### Exercise prompt
Locate each line in the records containing "underlying". Copy it.

+ + + +

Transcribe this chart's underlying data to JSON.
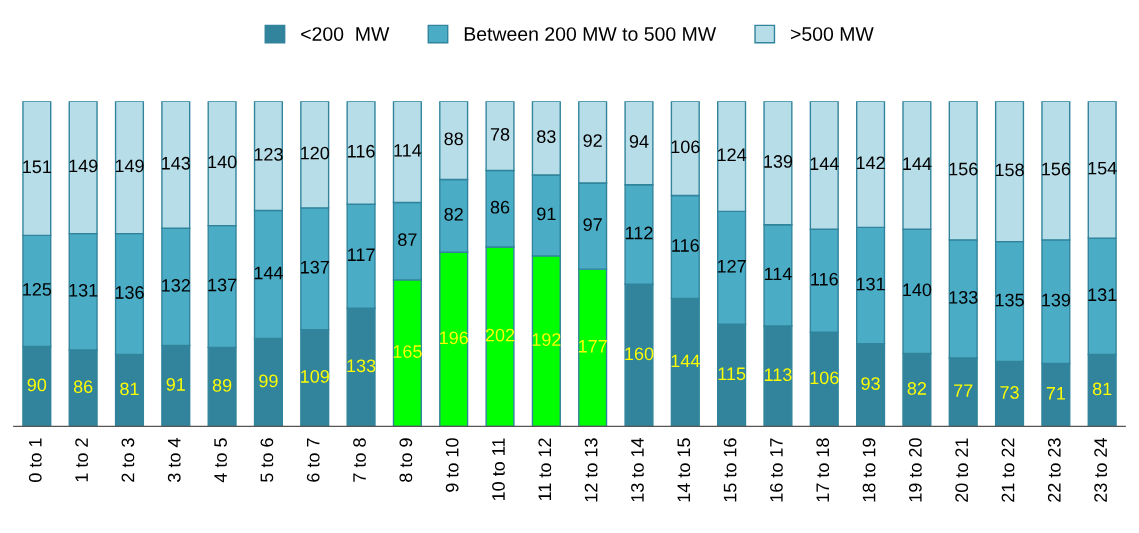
{
  "chart_data": {
    "type": "bar",
    "stacked": true,
    "data_labels": true,
    "legend": "top",
    "grid": false,
    "categories": [
      "0 to 1",
      "1 to 2",
      "2 to 3",
      "3 to 4",
      "4 to 5",
      "5 to 6",
      "6 to 7",
      "7 to 8",
      "8 to 9",
      "9 to 10",
      "10 to 11",
      "11 to 12",
      "12 to 13",
      "13 to 14",
      "14 to 15",
      "15 to 16",
      "16 to 17",
      "17 to 18",
      "18 to 19",
      "19 to 20",
      "20 to 21",
      "21 to 22",
      "22 to 23",
      "23 to 24"
    ],
    "series": [
      {
        "name": "<200  MW",
        "color": "#31849b",
        "colors": [
          "#31849b",
          "#31849b",
          "#31849b",
          "#31849b",
          "#31849b",
          "#31849b",
          "#31849b",
          "#31849b",
          "#00ff00",
          "#00ff00",
          "#00ff00",
          "#00ff00",
          "#00ff00",
          "#31849b",
          "#31849b",
          "#31849b",
          "#31849b",
          "#31849b",
          "#31849b",
          "#31849b",
          "#31849b",
          "#31849b",
          "#31849b",
          "#31849b"
        ],
        "values": [
          90,
          86,
          81,
          91,
          89,
          99,
          109,
          133,
          165,
          196,
          202,
          192,
          177,
          160,
          144,
          115,
          113,
          106,
          93,
          82,
          77,
          73,
          71,
          81
        ]
      },
      {
        "name": "Between 200 MW to 500 MW",
        "color": "#4bacc6",
        "values": [
          125,
          131,
          136,
          132,
          137,
          144,
          137,
          117,
          87,
          82,
          86,
          91,
          97,
          112,
          116,
          127,
          114,
          116,
          131,
          140,
          133,
          135,
          139,
          131
        ]
      },
      {
        "name": ">500 MW",
        "color": "#b7dde8",
        "values": [
          151,
          149,
          149,
          143,
          140,
          123,
          120,
          116,
          114,
          88,
          78,
          83,
          92,
          94,
          106,
          124,
          139,
          144,
          142,
          144,
          156,
          158,
          156,
          154
        ]
      }
    ]
  }
}
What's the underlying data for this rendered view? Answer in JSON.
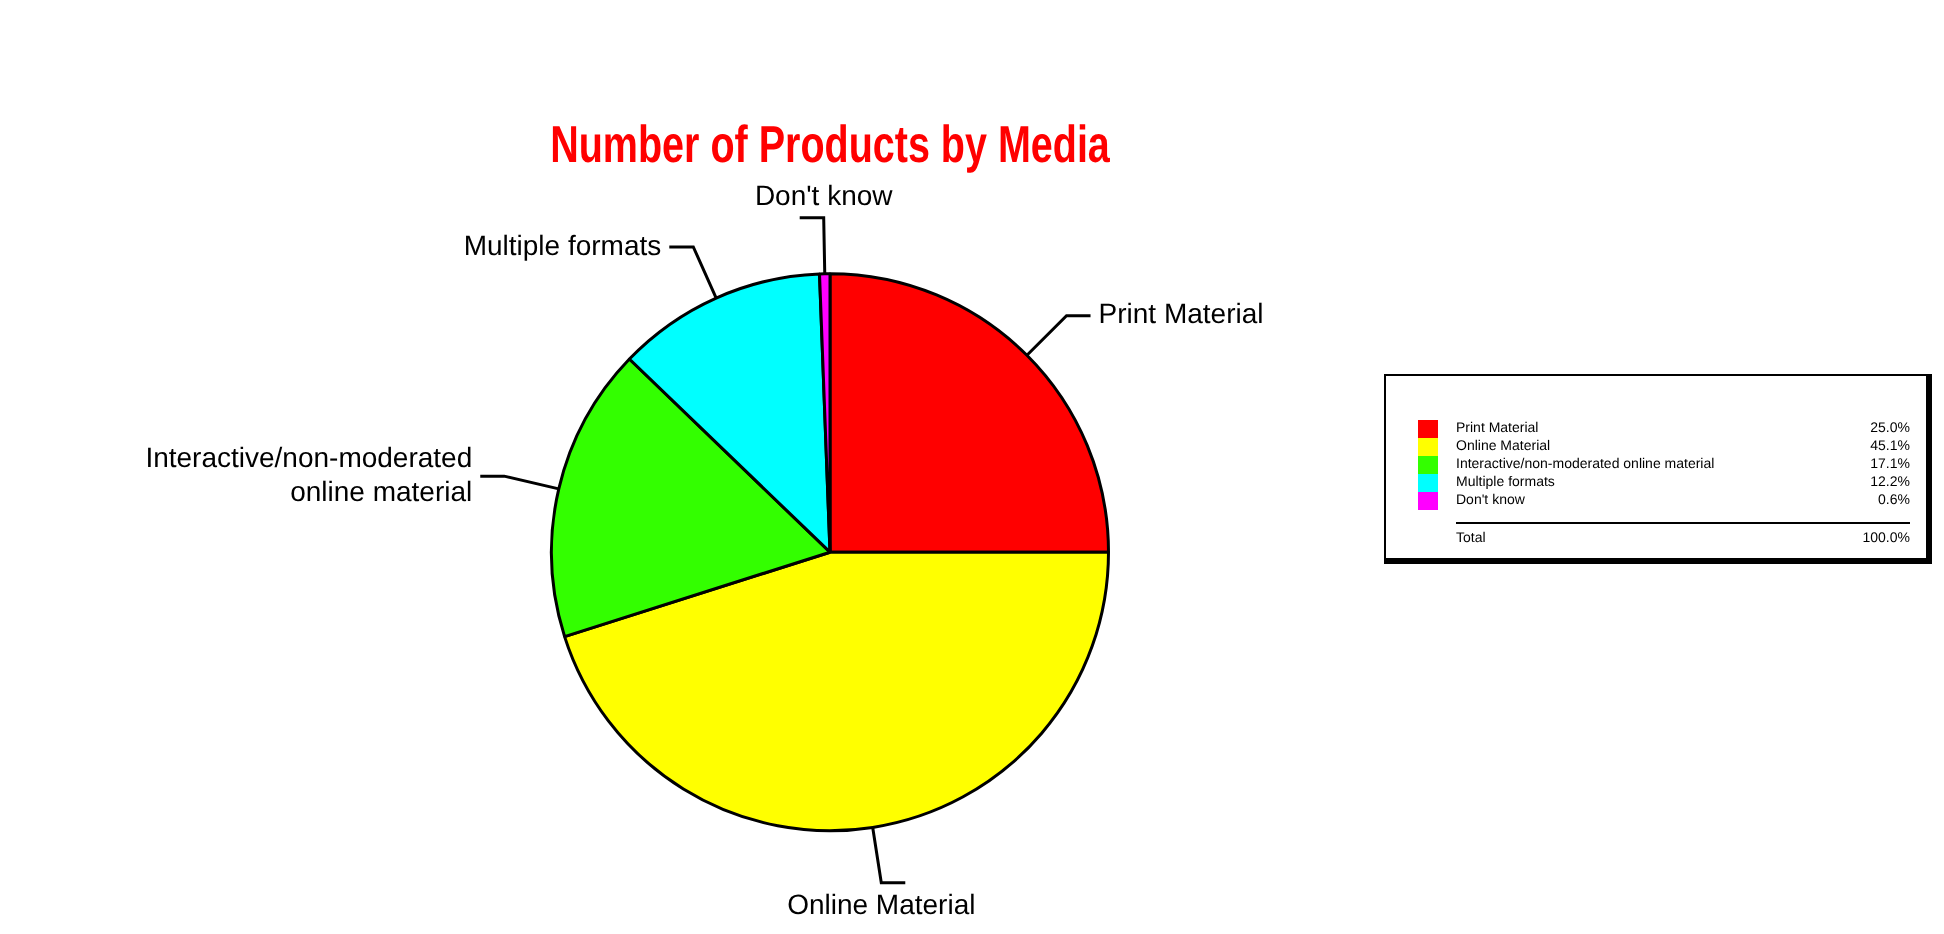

+ + + +

### Written response
Transcribe this chart's underlying data to JSON.
What's the underlying data for this rendered view? Answer in JSON.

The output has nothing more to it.